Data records
# # # # #
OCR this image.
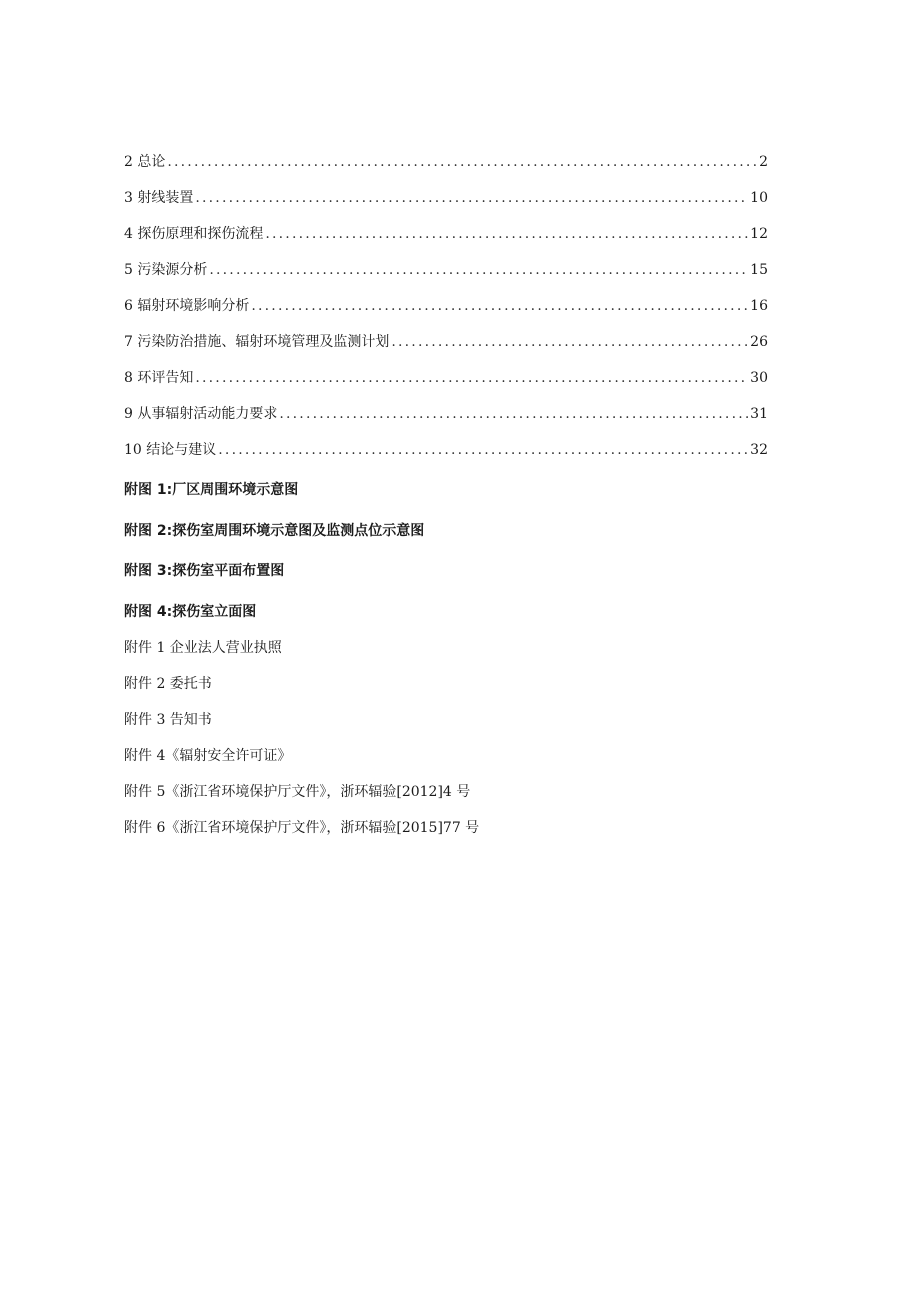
2 总论 .....	2
3 射线装置 .....	10
4 探伤原理和探伤流程 .....	12
5 污染源分析 .....	15
6 辐射环境影响分析 .....	16
7 污染防治措施、辐射环境管理及监测计划 .....	26
8 环评告知 .....	30
9 从事辐射活动能力要求 .....	31
10 结论与建议 .....	32
附图 1:厂区周围环境示意图
附图 2:探伤室周围环境示意图及监测点位示意图
附图 3:探伤室平面布置图
附图 4:探伤室立面图
附件 1 企业法人营业执照
附件 2 委托书
附件 3 告知书
附件 4《辐射安全许可证》
附件 5《浙江省环境保护厅文件》，浙环辐验[2012]4 号
附件 6《浙江省环境保护厅文件》，浙环辐验[2015]77 号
# # # # #
Consider the entries above and return each line with the string "浙环辐验".

附件 5《浙江省环境保护厅文件》，浙环辐验[2012]4 号
附件 6《浙江省环境保护厅文件》，浙环辐验[2015]77 号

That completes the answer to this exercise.